> [Stated goal]: Locate each line containing the string "وبكل" and copy it out.

> [Provided data]:
----------
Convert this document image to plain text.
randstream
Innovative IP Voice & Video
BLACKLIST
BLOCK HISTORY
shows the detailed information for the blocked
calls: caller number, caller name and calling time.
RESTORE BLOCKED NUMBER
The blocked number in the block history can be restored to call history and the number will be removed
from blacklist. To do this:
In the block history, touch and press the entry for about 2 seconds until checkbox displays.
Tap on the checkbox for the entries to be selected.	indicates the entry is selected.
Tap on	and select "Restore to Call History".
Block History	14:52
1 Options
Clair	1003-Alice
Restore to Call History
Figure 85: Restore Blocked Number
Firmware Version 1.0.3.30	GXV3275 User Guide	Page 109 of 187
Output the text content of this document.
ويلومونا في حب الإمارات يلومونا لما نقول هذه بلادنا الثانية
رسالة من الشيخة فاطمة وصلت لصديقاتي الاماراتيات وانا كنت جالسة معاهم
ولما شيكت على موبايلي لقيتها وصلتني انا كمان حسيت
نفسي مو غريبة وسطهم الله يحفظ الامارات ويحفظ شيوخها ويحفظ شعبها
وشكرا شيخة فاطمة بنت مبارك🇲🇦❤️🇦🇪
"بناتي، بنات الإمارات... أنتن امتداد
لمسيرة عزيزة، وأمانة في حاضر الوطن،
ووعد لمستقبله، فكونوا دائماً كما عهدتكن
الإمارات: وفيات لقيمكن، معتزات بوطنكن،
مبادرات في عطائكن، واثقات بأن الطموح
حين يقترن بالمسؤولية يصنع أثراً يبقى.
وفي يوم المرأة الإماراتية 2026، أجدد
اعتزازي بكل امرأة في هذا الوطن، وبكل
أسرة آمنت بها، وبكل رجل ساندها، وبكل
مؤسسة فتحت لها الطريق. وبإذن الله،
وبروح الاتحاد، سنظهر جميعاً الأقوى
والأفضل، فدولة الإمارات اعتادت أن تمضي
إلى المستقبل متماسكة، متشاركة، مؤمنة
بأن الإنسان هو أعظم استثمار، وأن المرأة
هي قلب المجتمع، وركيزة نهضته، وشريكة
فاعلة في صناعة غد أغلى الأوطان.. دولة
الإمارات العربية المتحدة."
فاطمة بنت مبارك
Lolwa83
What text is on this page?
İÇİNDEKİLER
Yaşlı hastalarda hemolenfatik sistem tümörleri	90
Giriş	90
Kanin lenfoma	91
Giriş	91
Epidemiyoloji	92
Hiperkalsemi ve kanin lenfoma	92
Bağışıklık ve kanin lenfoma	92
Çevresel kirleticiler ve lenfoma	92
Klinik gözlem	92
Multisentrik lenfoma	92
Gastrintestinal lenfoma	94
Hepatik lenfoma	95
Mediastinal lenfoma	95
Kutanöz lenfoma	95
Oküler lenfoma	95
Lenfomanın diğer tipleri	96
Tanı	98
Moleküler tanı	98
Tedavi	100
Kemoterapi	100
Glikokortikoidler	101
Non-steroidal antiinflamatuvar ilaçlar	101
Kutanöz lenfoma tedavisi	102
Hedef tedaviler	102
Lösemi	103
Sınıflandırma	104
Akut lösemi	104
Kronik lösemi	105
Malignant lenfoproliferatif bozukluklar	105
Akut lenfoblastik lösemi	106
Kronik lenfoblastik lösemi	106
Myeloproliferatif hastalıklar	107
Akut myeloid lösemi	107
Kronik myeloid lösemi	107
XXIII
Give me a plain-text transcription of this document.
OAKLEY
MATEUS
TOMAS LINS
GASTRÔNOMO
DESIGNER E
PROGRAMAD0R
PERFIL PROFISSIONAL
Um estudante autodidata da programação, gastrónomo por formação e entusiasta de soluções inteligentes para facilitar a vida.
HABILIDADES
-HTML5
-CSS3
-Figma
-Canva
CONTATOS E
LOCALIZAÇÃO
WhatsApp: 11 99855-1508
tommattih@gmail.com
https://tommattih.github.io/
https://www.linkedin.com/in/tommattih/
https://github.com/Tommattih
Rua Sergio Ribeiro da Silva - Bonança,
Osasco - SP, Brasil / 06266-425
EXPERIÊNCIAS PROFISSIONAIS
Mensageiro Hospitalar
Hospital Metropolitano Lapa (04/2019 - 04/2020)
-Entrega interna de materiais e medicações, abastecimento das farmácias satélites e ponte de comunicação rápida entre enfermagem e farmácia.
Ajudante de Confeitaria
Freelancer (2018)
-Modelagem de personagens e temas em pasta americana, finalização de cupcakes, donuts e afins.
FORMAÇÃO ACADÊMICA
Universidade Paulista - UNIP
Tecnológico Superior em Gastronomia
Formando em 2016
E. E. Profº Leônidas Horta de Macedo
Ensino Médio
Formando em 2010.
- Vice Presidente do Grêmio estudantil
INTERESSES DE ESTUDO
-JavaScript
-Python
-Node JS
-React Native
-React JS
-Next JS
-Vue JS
----------
> [Task answer]:
اعتزازي بكل امرأة في هذا الوطن، وبكل
أسرة آمنت بها، وبكل رجل ساندها، وبكل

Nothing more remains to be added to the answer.